• _Stated goal_: Omit the pictures and output every entry below exactly as written.
__________________________________________________
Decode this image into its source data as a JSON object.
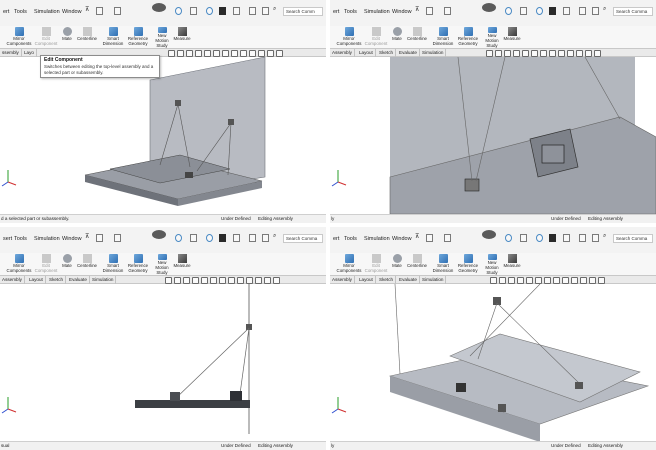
{
  "panes": [
    {
      "menus": [
        "ert",
        "Tools",
        "Simulation",
        "Window"
      ],
      "search": "Search Comm",
      "ribbon": [
        {
          "label": "Mirror\nComponents",
          "disabled": false
        },
        {
          "label": "Edit\nComponent",
          "disabled": true
        },
        {
          "label": "Mate",
          "disabled": false
        },
        {
          "label": "Centerline",
          "disabled": false
        },
        {
          "label": "Smart\nDimension",
          "disabled": false
        },
        {
          "label": "Reference\nGeometry",
          "disabled": false
        },
        {
          "label": "New\nMotion\nStudy",
          "disabled": false
        },
        {
          "label": "Measure",
          "disabled": false
        }
      ],
      "tabs": [
        "ssembly",
        "Layo"
      ],
      "status": {
        "left": "d a selected part or subassembly.",
        "middle": "Under Defined",
        "right": "Editing Assembly"
      }
    },
    {
      "menus": [
        "ert",
        "Tools",
        "Simulation",
        "Window"
      ],
      "search": "Search Comma",
      "ribbon": [
        {
          "label": "Mirror\nComponents",
          "disabled": false
        },
        {
          "label": "Edit\nComponent",
          "disabled": true
        },
        {
          "label": "Mate",
          "disabled": false
        },
        {
          "label": "Centerline",
          "disabled": false
        },
        {
          "label": "Smart\nDimension",
          "disabled": false
        },
        {
          "label": "Reference\nGeometry",
          "disabled": false
        },
        {
          "label": "New\nMotion\nStudy",
          "disabled": false
        },
        {
          "label": "Measure",
          "disabled": false
        }
      ],
      "tabs": [
        "Assembly",
        "Layout",
        "Sketch",
        "Evaluate",
        "Simulation"
      ],
      "status": {
        "left": "ly",
        "middle": "Under Defined",
        "right": "Editing Assembly"
      }
    },
    {
      "menus": [
        "sert",
        "Tools",
        "Simulation",
        "Window"
      ],
      "search": "Search Comma",
      "ribbon": [
        {
          "label": "Mirror\nComponents",
          "disabled": false
        },
        {
          "label": "Edit\nComponent",
          "disabled": true
        },
        {
          "label": "Mate",
          "disabled": false
        },
        {
          "label": "Centerline",
          "disabled": false
        },
        {
          "label": "Smart\nDimension",
          "disabled": false
        },
        {
          "label": "Reference\nGeometry",
          "disabled": false
        },
        {
          "label": "New\nMotion\nStudy",
          "disabled": false
        },
        {
          "label": "Measure",
          "disabled": false
        }
      ],
      "tabs": [
        "Assembly",
        "Layout",
        "Sketch",
        "Evaluate",
        "Simulation"
      ],
      "status": {
        "left": "sual",
        "middle": "Under Defined",
        "right": "Editing Assembly"
      }
    },
    {
      "menus": [
        "ert",
        "Tools",
        "Simulation",
        "Window"
      ],
      "search": "Search Comma",
      "ribbon": [
        {
          "label": "Mirror\nComponents",
          "disabled": false
        },
        {
          "label": "Edit\nComponent",
          "disabled": true
        },
        {
          "label": "Mate",
          "disabled": false
        },
        {
          "label": "Centerline",
          "disabled": false
        },
        {
          "label": "Smart\nDimension",
          "disabled": false
        },
        {
          "label": "Reference\nGeometry",
          "disabled": false
        },
        {
          "label": "New\nMotion\nStudy",
          "disabled": false
        },
        {
          "label": "Measure",
          "disabled": false
        }
      ],
      "tabs": [
        "Assembly",
        "Layout",
        "Sketch",
        "Evaluate",
        "Simulation"
      ],
      "status": {
        "left": "ly",
        "middle": "Under Defined",
        "right": "Editing Assembly"
      }
    }
  ],
  "tooltip": {
    "title": "Edit Component",
    "body": "Switches between editing the top-level assembly and a selected part or subassembly."
  },
  "icons": [
    "mirror-components-icon",
    "edit-component-icon",
    "mate-icon",
    "centerline-icon",
    "smart-dimension-icon",
    "reference-geometry-icon",
    "motion-study-icon",
    "measure-icon",
    "search-icon"
  ],
  "colors": {
    "model_gray": "#8a8e96",
    "selected_blue": "#2f6fb3",
    "toolbar_bg": "#f3f3f3"
  }
}
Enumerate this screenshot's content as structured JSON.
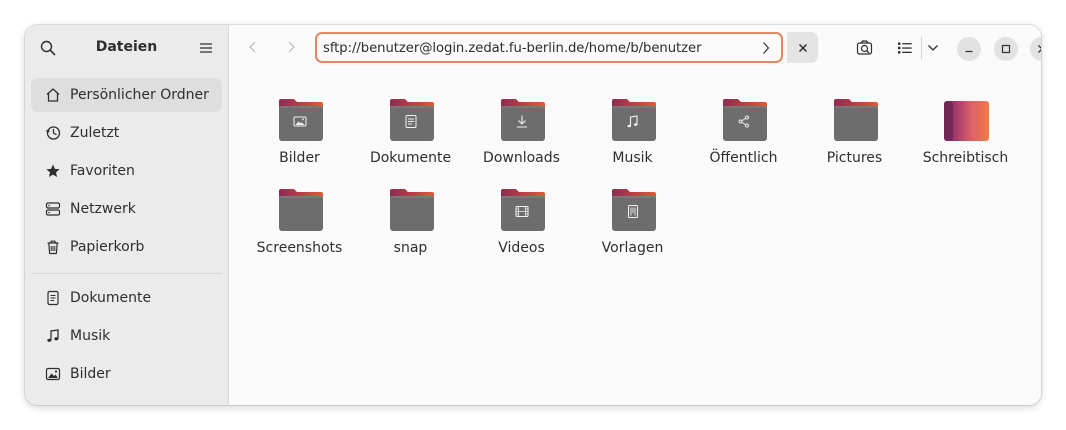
__________________________________________________
• _Answer_:
Decode this image into its source data as a JSON object.
{
  "panes": [
    {
      "menus": [
        "ert",
        "Tools",
        "Simulation",
        "Window"
      ],
      "search": "Search Comm",
      "ribbon": [
        {
          "label": "Mirror\nComponents",
          "disabled": false
        },
        {
          "label": "Edit\nComponent",
          "disabled": true
        },
        {
          "label": "Mate",
          "disabled": false
        },
        {
          "label": "Centerline",
          "disabled": false
        },
        {
          "label": "Smart\nDimension",
          "disabled": false
        },
        {
          "label": "Reference\nGeometry",
          "disabled": false
        },
        {
          "label": "New\nMotion\nStudy",
          "disabled": false
        },
        {
          "label": "Measure",
          "disabled": false
        }
      ],
      "tabs": [
        "ssembly",
        "Layo"
      ],
      "status": {
        "left": "d a selected part or subassembly.",
        "middle": "Under Defined",
        "right": "Editing Assembly"
      }
    },
    {
      "menus": [
        "ert",
        "Tools",
        "Simulation",
        "Window"
      ],
      "search": "Search Comma",
      "ribbon": [
        {
          "label": "Mirror\nComponents",
          "disabled": false
        },
        {
          "label": "Edit\nComponent",
          "disabled": true
        },
        {
          "label": "Mate",
          "disabled": false
        },
        {
          "label": "Centerline",
          "disabled": false
        },
        {
          "label": "Smart\nDimension",
          "disabled": false
        },
        {
          "label": "Reference\nGeometry",
          "disabled": false
        },
        {
          "label": "New\nMotion\nStudy",
          "disabled": false
        },
        {
          "label": "Measure",
          "disabled": false
        }
      ],
      "tabs": [
        "Assembly",
        "Layout",
        "Sketch",
        "Evaluate",
        "Simulation"
      ],
      "status": {
        "left": "ly",
        "middle": "Under Defined",
        "right": "Editing Assembly"
      }
    },
    {
      "menus": [
        "sert",
        "Tools",
        "Simulation",
        "Window"
      ],
      "search": "Search Comma",
      "ribbon": [
        {
          "label": "Mirror\nComponents",
          "disabled": false
        },
        {
          "label": "Edit\nComponent",
          "disabled": true
        },
        {
          "label": "Mate",
          "disabled": false
        },
        {
          "label": "Centerline",
          "disabled": false
        },
        {
          "label": "Smart\nDimension",
          "disabled": false
        },
        {
          "label": "Reference\nGeometry",
          "disabled": false
        },
        {
          "label": "New\nMotion\nStudy",
          "disabled": false
        },
        {
          "label": "Measure",
          "disabled": false
        }
      ],
      "tabs": [
        "Assembly",
        "Layout",
        "Sketch",
        "Evaluate",
        "Simulation"
      ],
      "status": {
        "left": "sual",
        "middle": "Under Defined",
        "right": "Editing Assembly"
      }
    },
    {
      "menus": [
        "ert",
        "Tools",
        "Simulation",
        "Window"
      ],
      "search": "Search Comma",
      "ribbon": [
        {
          "label": "Mirror\nComponents",
          "disabled": false
        },
        {
          "label": "Edit\nComponent",
          "disabled": true
        },
        {
          "label": "Mate",
          "disabled": false
        },
        {
          "label": "Centerline",
          "disabled": false
        },
        {
          "label": "Smart\nDimension",
          "disabled": false
        },
        {
          "label": "Reference\nGeometry",
          "disabled": false
        },
        {
          "label": "New\nMotion\nStudy",
          "disabled": false
        },
        {
          "label": "Measure",
          "disabled": false
        }
      ],
      "tabs": [
        "Assembly",
        "Layout",
        "Sketch",
        "Evaluate",
        "Simulation"
      ],
      "status": {
        "left": "ly",
        "middle": "Under Defined",
        "right": "Editing Assembly"
      }
    }
  ],
  "tooltip": {
    "title": "Edit Component",
    "body": "Switches between editing the top-level assembly and a selected part or subassembly."
  },
  "icons": [
    "mirror-components-icon",
    "edit-component-icon",
    "mate-icon",
    "centerline-icon",
    "smart-dimension-icon",
    "reference-geometry-icon",
    "motion-study-icon",
    "measure-icon",
    "search-icon"
  ],
  "colors": {
    "model_gray": "#8a8e96",
    "selected_blue": "#2f6fb3",
    "toolbar_bg": "#f3f3f3"
  }
}
Enumerate this screenshot's content as structured JSON.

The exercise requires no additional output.